[Exercise brief]: Count, in the entries below, the lines in which "discontinued" occurs. Give the number, nothing more.

....

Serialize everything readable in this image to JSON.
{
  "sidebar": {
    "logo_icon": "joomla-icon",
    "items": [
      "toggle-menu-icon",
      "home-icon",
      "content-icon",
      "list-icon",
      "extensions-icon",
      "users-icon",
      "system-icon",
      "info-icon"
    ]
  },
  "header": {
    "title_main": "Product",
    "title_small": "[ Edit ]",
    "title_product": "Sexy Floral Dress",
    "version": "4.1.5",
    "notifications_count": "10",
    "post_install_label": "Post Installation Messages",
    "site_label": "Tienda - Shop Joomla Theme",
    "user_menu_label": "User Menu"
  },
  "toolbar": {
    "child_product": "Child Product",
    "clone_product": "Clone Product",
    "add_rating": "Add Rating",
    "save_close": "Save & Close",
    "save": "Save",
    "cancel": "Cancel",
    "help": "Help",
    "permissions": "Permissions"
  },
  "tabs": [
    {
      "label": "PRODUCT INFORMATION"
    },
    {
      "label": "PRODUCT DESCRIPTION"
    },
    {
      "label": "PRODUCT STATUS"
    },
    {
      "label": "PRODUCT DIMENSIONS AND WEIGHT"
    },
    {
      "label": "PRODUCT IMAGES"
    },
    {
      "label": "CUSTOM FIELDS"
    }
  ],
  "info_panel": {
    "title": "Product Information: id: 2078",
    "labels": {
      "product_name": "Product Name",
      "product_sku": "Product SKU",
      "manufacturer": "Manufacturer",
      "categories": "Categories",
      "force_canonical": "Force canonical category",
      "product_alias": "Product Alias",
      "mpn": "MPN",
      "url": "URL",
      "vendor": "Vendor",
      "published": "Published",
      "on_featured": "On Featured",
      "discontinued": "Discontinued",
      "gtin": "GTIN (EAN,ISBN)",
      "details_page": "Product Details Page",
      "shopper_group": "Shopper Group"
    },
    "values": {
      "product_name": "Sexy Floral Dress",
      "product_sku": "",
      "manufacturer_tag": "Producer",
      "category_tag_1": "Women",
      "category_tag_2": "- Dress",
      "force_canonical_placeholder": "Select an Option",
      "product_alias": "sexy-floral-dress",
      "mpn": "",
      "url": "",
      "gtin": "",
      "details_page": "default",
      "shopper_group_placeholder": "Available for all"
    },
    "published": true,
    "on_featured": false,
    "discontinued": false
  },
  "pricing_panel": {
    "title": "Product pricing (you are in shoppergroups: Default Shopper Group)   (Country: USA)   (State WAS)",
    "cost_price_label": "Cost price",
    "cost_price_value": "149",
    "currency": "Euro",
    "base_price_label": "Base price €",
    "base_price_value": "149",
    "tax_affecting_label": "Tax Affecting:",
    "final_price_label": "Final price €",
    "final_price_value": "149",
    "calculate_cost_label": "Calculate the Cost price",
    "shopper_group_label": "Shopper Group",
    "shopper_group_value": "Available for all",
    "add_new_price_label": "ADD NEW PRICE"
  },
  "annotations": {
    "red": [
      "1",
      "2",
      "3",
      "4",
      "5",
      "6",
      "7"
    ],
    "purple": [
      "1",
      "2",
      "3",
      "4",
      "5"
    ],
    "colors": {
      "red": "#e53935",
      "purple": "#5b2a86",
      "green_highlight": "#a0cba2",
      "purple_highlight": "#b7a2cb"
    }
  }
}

....

[Completed exercise]: 2